Dataset listings of figures »
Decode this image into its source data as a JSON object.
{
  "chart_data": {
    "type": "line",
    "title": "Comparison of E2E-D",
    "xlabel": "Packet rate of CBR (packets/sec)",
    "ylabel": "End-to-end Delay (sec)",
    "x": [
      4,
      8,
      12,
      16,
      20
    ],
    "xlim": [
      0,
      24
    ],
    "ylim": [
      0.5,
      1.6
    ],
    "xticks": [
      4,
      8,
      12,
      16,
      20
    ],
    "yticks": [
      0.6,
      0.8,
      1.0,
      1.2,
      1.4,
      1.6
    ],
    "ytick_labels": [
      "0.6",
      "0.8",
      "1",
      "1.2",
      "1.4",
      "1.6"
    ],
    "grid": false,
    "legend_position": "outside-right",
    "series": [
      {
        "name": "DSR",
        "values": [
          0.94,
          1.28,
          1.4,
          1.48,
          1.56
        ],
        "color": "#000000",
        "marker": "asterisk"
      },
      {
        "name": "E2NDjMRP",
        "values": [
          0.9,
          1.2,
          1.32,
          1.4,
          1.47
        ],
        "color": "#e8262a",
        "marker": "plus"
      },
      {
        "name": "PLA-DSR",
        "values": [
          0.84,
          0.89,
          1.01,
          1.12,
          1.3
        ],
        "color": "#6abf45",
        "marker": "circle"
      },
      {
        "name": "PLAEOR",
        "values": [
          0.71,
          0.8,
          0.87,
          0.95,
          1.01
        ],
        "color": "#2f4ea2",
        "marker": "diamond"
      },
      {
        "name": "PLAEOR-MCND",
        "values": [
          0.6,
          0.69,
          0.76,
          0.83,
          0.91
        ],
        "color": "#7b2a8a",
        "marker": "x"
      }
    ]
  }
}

DO THIS »
Output the listing above exactly as it appears.

THE SOLUTION »
Decode this image into its source data as a JSON object.
{
  "chart_data": {
    "type": "line",
    "title": "Comparison of E2E-D",
    "xlabel": "Packet rate of CBR (packets/sec)",
    "ylabel": "End-to-end Delay (sec)",
    "x": [
      4,
      8,
      12,
      16,
      20
    ],
    "xlim": [
      0,
      24
    ],
    "ylim": [
      0.5,
      1.6
    ],
    "xticks": [
      4,
      8,
      12,
      16,
      20
    ],
    "yticks": [
      0.6,
      0.8,
      1.0,
      1.2,
      1.4,
      1.6
    ],
    "ytick_labels": [
      "0.6",
      "0.8",
      "1",
      "1.2",
      "1.4",
      "1.6"
    ],
    "grid": false,
    "legend_position": "outside-right",
    "series": [
      {
        "name": "DSR",
        "values": [
          0.94,
          1.28,
          1.4,
          1.48,
          1.56
        ],
        "color": "#000000",
        "marker": "asterisk"
      },
      {
        "name": "E2NDjMRP",
        "values": [
          0.9,
          1.2,
          1.32,
          1.4,
          1.47
        ],
        "color": "#e8262a",
        "marker": "plus"
      },
      {
        "name": "PLA-DSR",
        "values": [
          0.84,
          0.89,
          1.01,
          1.12,
          1.3
        ],
        "color": "#6abf45",
        "marker": "circle"
      },
      {
        "name": "PLAEOR",
        "values": [
          0.71,
          0.8,
          0.87,
          0.95,
          1.01
        ],
        "color": "#2f4ea2",
        "marker": "diamond"
      },
      {
        "name": "PLAEOR-MCND",
        "values": [
          0.6,
          0.69,
          0.76,
          0.83,
          0.91
        ],
        "color": "#7b2a8a",
        "marker": "x"
      }
    ]
  }
}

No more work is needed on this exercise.